▸ Problem description
Copy every entry word for word, but skip the pictures.

▸ Stored rows

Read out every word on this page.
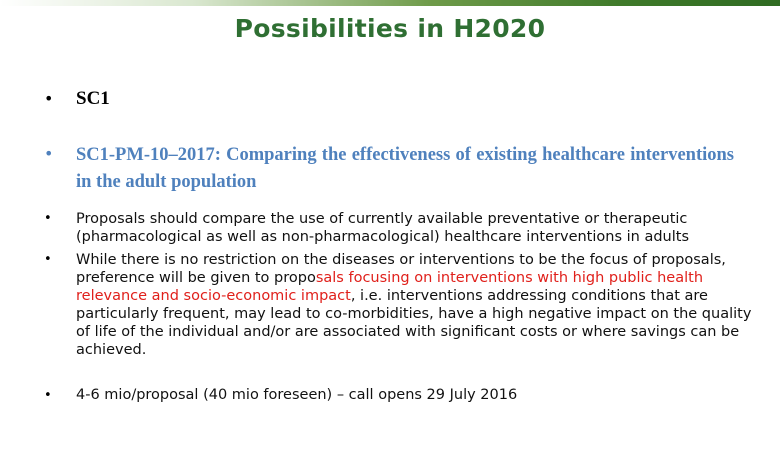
Possibilities in H2020
• SC1
• SC1-PM-10–2017: Comparing the effectiveness of existing healthcare interventions in the adult population
• Proposals should compare the use of currently available preventative or therapeutic (pharmacological as well as non-pharmacological) healthcare interventions in adults
• While there is no restriction on the diseases or interventions to be the focus of proposals, preference will be given to proposals focusing on interventions with high public health relevance and socio-economic impact, i.e. interventions addressing conditions that are particularly frequent, may lead to co-morbidities, have a high negative impact on the quality of life of the individual and/or are associated with significant costs or where savings can be achieved.
• 4-6 mio/proposal (40 mio foreseen) – call opens 29 July 2016
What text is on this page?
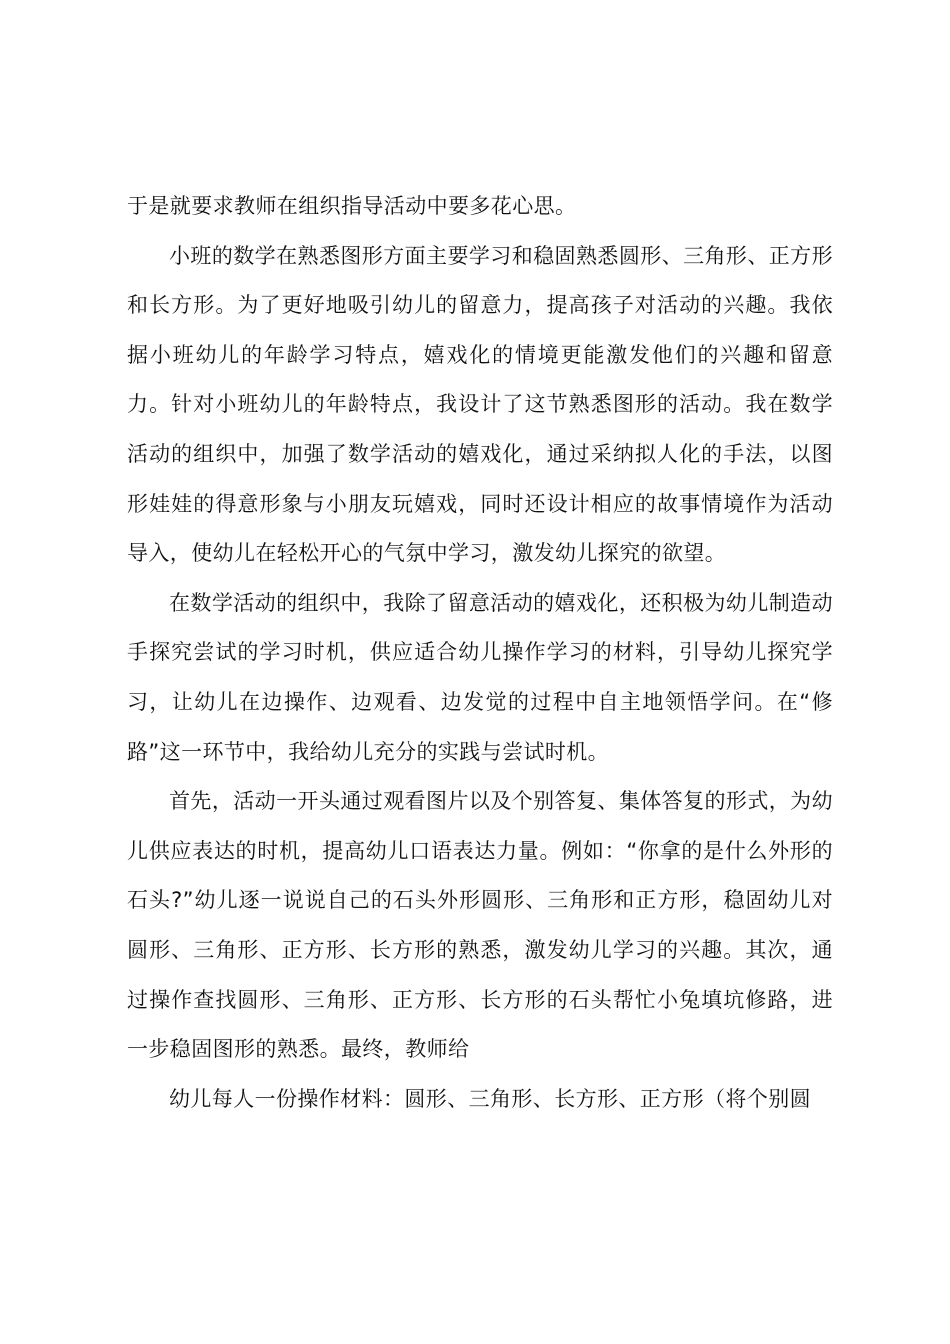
于是就要求教师在组织指导活动中要多花心思。

小班的数学在熟悉图形方面主要学习和稳固熟悉圆形、三角形、正方形和长方形。为了更好地吸引幼儿的留意力，提高孩子对活动的兴趣。我依据小班幼儿的年龄学习特点，嬉戏化的情境更能激发他们的兴趣和留意力。针对小班幼儿的年龄特点，我设计了这节熟悉图形的活动。我在数学活动的组织中，加强了数学活动的嬉戏化，通过采纳拟人化的手法，以图形娃娃的得意形象与小朋友玩嬉戏，同时还设计相应的故事情境作为活动导入，使幼儿在轻松开心的气氛中学习，激发幼儿探究的欲望。

在数学活动的组织中，我除了留意活动的嬉戏化，还积极为幼儿制造动手探究尝试的学习时机，供应适合幼儿操作学习的材料，引导幼儿探究学习，让幼儿在边操作、边观看、边发觉的过程中自主地领悟学问。在“修路”这一环节中，我给幼儿充分的实践与尝试时机。

首先，活动一开头通过观看图片以及个别答复、集体答复的形式，为幼儿供应表达的时机，提高幼儿口语表达力量。例如：“你拿的是什么外形的石头?”幼儿逐一说说自己的石头外形圆形、三角形和正方形，稳固幼儿对圆形、三角形、正方形、长方形的熟悉，激发幼儿学习的兴趣。其次，通过操作查找圆形、三角形、正方形、长方形的石头帮忙小兔填坑修路，进一步稳固图形的熟悉。最终，教师给

幼儿每人一份操作材料：圆形、三角形、长方形、正方形（将个别圆
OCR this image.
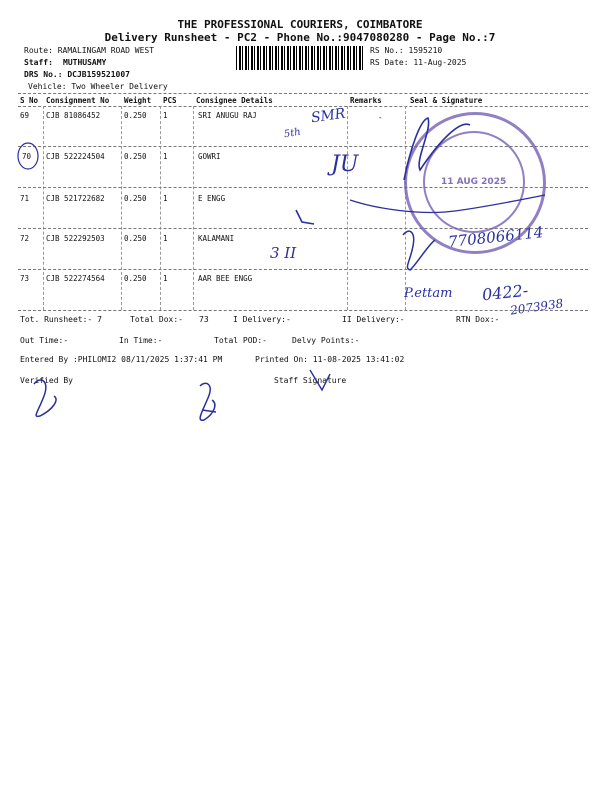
THE PROFESSIONAL COURIERS, COIMBATORE
Delivery Runsheet - PC2 - Phone No.:9047080280 - Page No.:7
Route: RAMALINGAM ROAD WEST
Staff: MUTHUSAMY
DRS No.: DCJB159521007
Vehicle: Two Wheeler Delivery
RS No.: 1595210
RS Date: 11-Aug-2025
S No Consignment No Weight PCS	Consignee Details	Remarks	Seal & Signature
69 CJB 81086452	0.250 1	SRI ANUGU RAJ	-
70 CJB 522224504	0.250 1	GOWRI
71 CJB 521722682	0.250 1	E ENGG
72 CJB 522292503	0.250 1	KALAMANI
73 CJB 522274564	0.250 1	AAR BEE ENGG
Tot. Runsheet:- 7	Total Dox:- 73	I Delivery:-	II Delivery:-	RTN Dox:-
Out Time:-	In Time:-	Total POD:-	Delvy Points:-
Entered By :PHILOMI2 08/11/2025 1:37:41 PM	Printed On: 11-08-2025 13:41:02
Verified By	Staff Signature
SMR
5th
JU
3 II
7708066114
P.ettam 0422-
2073938
11 AUG 2025
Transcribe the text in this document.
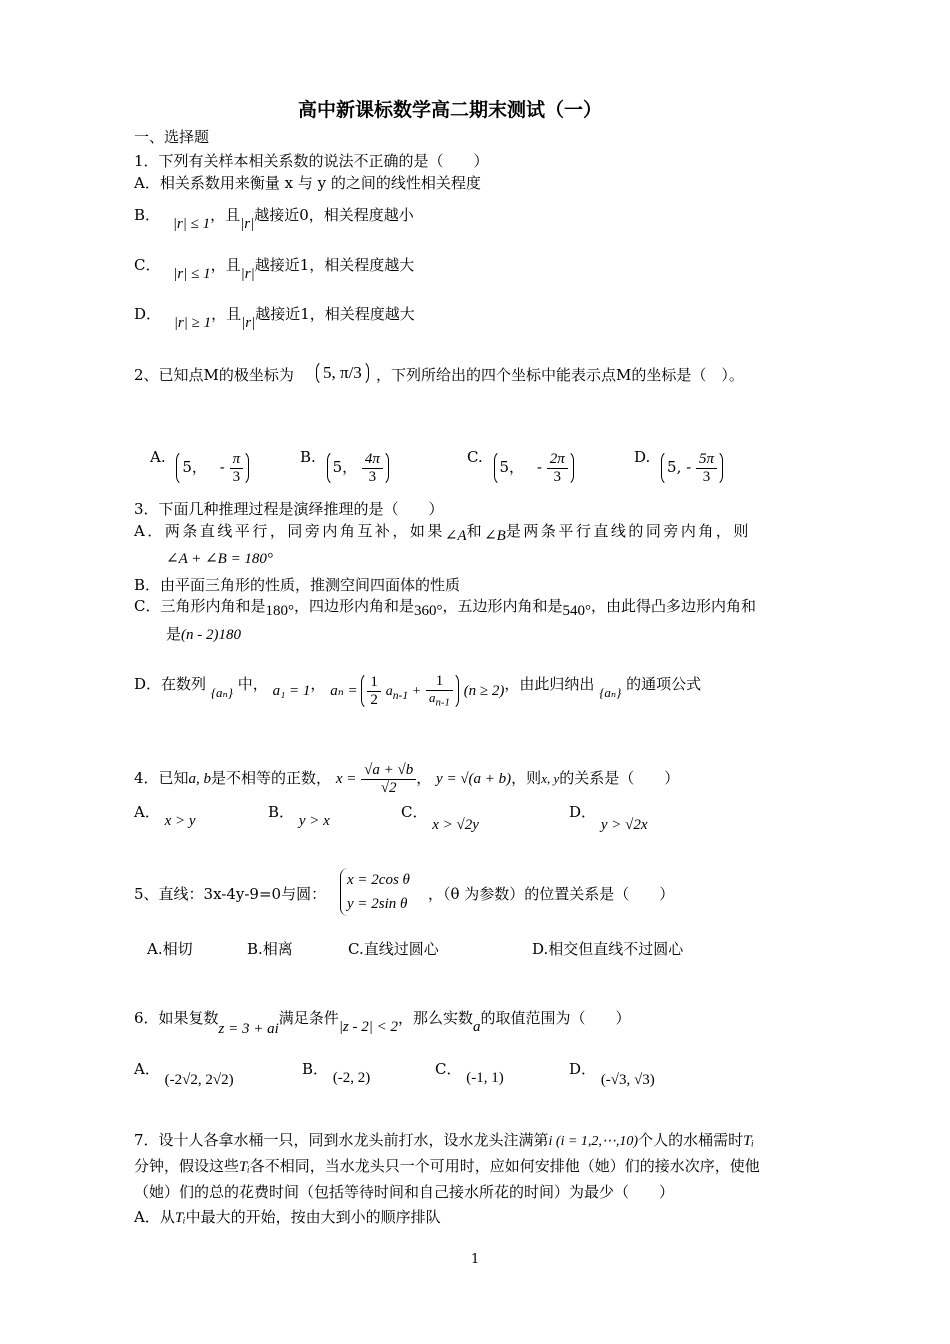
高中新课标数学高二期末测试（一）
一、选择题
1．下列有关样本相关系数的说法不正确的是（　　）
A．相关系数用来衡量 x 与 y 的之间的线性相关程度
B． |r| ≤ 1，且|r|越接近0，相关程度越小
C． |r| ≤ 1，且|r|越接近1，相关程度越大
D． |r| ≥ 1，且|r|越接近1，相关程度越大
2、已知点M的极坐标为	5, π/3 ，下列所给出的四个坐标中能表示点M的坐标是（　）。
A. 5， - $\frac{\pi}{3}$	B. 5， $\frac{4\pi}{3}$	C. 5， - $\frac{2\pi}{3}$	D. 5, - $\frac{5\pi}{3}$
3．下面几种推理过程是演绎推理的是（　　）
A．两条直线平行，同旁内角互补，如果∠A和∠B是两条平行直线的同旁内角，则
∠A + ∠B = 180°
B．由平面三角形的性质，推测空间四面体的性质
C．三角形内角和是180°，四边形内角和是360°，五边形内角和是540°，由此得凸多边形内角和
是(n - 2)180
D．在数列 {aₙ} 中， a₁ = 1， $a_n = \frac{1}{2} a_{n-1} + \frac{1}{a_{n-1}} (n \ge 2)$，由此归纳出 {aₙ} 的通项公式
4．已知a, b是不相等的正数， $x = \frac{√a + √b}{√2}$ ， y = √(a + b)，则x, y的关系是（　　）
A． x > y	B． y > x	C． x > √2y
D． y > √2x
5、直线：3x-4y-9=0与圆：
x = 2cos θ
y = 2sin θ
，（θ 为参数）的位置关系是（　　）
A.相切	B.相离	C.直线过圆心	D.相交但直线不过圆心
6．如果复数z = 3 + ai满足条件|z - 2| < 2，那么实数a的取值范围为（　　）
A． (-2√2, 2√2)
B． (-2, 2)	C． (-1, 1)	D． (-√3, √3)
7．设十人各拿水桶一只，同到水龙头前打水，设水龙头注满第i (i = 1,2,⋯,10)个人的水桶需时Tᵢ
分钟，假设这些Tᵢ各不相同，当水龙头只一个可用时，应如何安排他（她）们的接水次序，使他
（她）们的总的花费时间（包括等待时间和自己接水所花的时间）为最少（　　）
A．从Tᵢ中最大的开始，按由大到小的顺序排队
1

▸ Solution to this problem
Read out every word on this page.
Possibilities in H2020
• SC1
• SC1-PM-10–2017: Comparing the effectiveness of existing healthcare interventions in the adult population
• Proposals should compare the use of currently available preventative or therapeutic (pharmacological as well as non-pharmacological) healthcare interventions in adults
• While there is no restriction on the diseases or interventions to be the focus of proposals, preference will be given to proposals focusing on interventions with high public health relevance and socio-economic impact, i.e. interventions addressing conditions that are particularly frequent, may lead to co-morbidities, have a high negative impact on the quality of life of the individual and/or are associated with significant costs or where savings can be achieved.
• 4-6 mio/proposal (40 mio foreseen) – call opens 29 July 2016
What text is on this page?
于是就要求教师在组织指导活动中要多花心思。

小班的数学在熟悉图形方面主要学习和稳固熟悉圆形、三角形、正方形和长方形。为了更好地吸引幼儿的留意力，提高孩子对活动的兴趣。我依据小班幼儿的年龄学习特点，嬉戏化的情境更能激发他们的兴趣和留意力。针对小班幼儿的年龄特点，我设计了这节熟悉图形的活动。我在数学活动的组织中，加强了数学活动的嬉戏化，通过采纳拟人化的手法，以图形娃娃的得意形象与小朋友玩嬉戏，同时还设计相应的故事情境作为活动导入，使幼儿在轻松开心的气氛中学习，激发幼儿探究的欲望。

在数学活动的组织中，我除了留意活动的嬉戏化，还积极为幼儿制造动手探究尝试的学习时机，供应适合幼儿操作学习的材料，引导幼儿探究学习，让幼儿在边操作、边观看、边发觉的过程中自主地领悟学问。在“修路”这一环节中，我给幼儿充分的实践与尝试时机。

首先，活动一开头通过观看图片以及个别答复、集体答复的形式，为幼儿供应表达的时机，提高幼儿口语表达力量。例如：“你拿的是什么外形的石头?”幼儿逐一说说自己的石头外形圆形、三角形和正方形，稳固幼儿对圆形、三角形、正方形、长方形的熟悉，激发幼儿学习的兴趣。其次，通过操作查找圆形、三角形、正方形、长方形的石头帮忙小兔填坑修路，进一步稳固图形的熟悉。最终，教师给

幼儿每人一份操作材料：圆形、三角形、长方形、正方形（将个别圆
OCR this image.
THE PROFESSIONAL COURIERS, COIMBATORE
Delivery Runsheet - PC2 - Phone No.:9047080280 - Page No.:7
Route: RAMALINGAM ROAD WEST
Staff: MUTHUSAMY
DRS No.: DCJB159521007
Vehicle: Two Wheeler Delivery
RS No.: 1595210
RS Date: 11-Aug-2025
S No Consignment No Weight PCS	Consignee Details	Remarks	Seal & Signature
69 CJB 81086452	0.250 1	SRI ANUGU RAJ	-
70 CJB 522224504	0.250 1	GOWRI
71 CJB 521722682	0.250 1	E ENGG
72 CJB 522292503	0.250 1	KALAMANI
73 CJB 522274564	0.250 1	AAR BEE ENGG
Tot. Runsheet:- 7	Total Dox:- 73	I Delivery:-	II Delivery:-	RTN Dox:-
Out Time:-	In Time:-	Total POD:-	Delvy Points:-
Entered By :PHILOMI2 08/11/2025 1:37:41 PM	Printed On: 11-08-2025 13:41:02
Verified By	Staff Signature
SMR
5th
JU
3 II
7708066114
P.ettam 0422-
2073938
11 AUG 2025
Transcribe the text in this document.
高中新课标数学高二期末测试（一）
一、选择题
1．下列有关样本相关系数的说法不正确的是（　　）
A．相关系数用来衡量 x 与 y 的之间的线性相关程度
B． |r| ≤ 1，且|r|越接近0，相关程度越小
C． |r| ≤ 1，且|r|越接近1，相关程度越大
D． |r| ≥ 1，且|r|越接近1，相关程度越大
2、已知点M的极坐标为	5, π/3 ，下列所给出的四个坐标中能表示点M的坐标是（　）。
A. 5， - $\frac{\pi}{3}$	B. 5， $\frac{4\pi}{3}$	C. 5， - $\frac{2\pi}{3}$	D. 5, - $\frac{5\pi}{3}$
3．下面几种推理过程是演绎推理的是（　　）
A．两条直线平行，同旁内角互补，如果∠A和∠B是两条平行直线的同旁内角，则
∠A + ∠B = 180°
B．由平面三角形的性质，推测空间四面体的性质
C．三角形内角和是180°，四边形内角和是360°，五边形内角和是540°，由此得凸多边形内角和
是(n - 2)180
D．在数列 {aₙ} 中， a₁ = 1， $a_n = \frac{1}{2} a_{n-1} + \frac{1}{a_{n-1}} (n \ge 2)$，由此归纳出 {aₙ} 的通项公式
4．已知a, b是不相等的正数， $x = \frac{√a + √b}{√2}$ ， y = √(a + b)，则x, y的关系是（　　）
A． x > y	B． y > x	C． x > √2y
D． y > √2x
5、直线：3x-4y-9=0与圆：
x = 2cos θ
y = 2sin θ
，（θ 为参数）的位置关系是（　　）
A.相切	B.相离	C.直线过圆心	D.相交但直线不过圆心
6．如果复数z = 3 + ai满足条件|z - 2| < 2，那么实数a的取值范围为（　　）
A． (-2√2, 2√2)
B． (-2, 2)	C． (-1, 1)	D． (-√3, √3)
7．设十人各拿水桶一只，同到水龙头前打水，设水龙头注满第i (i = 1,2,⋯,10)个人的水桶需时Tᵢ
分钟，假设这些Tᵢ各不相同，当水龙头只一个可用时，应如何安排他（她）们的接水次序，使他
（她）们的总的花费时间（包括等待时间和自己接水所花的时间）为最少（　　）
A．从Tᵢ中最大的开始，按由大到小的顺序排队
1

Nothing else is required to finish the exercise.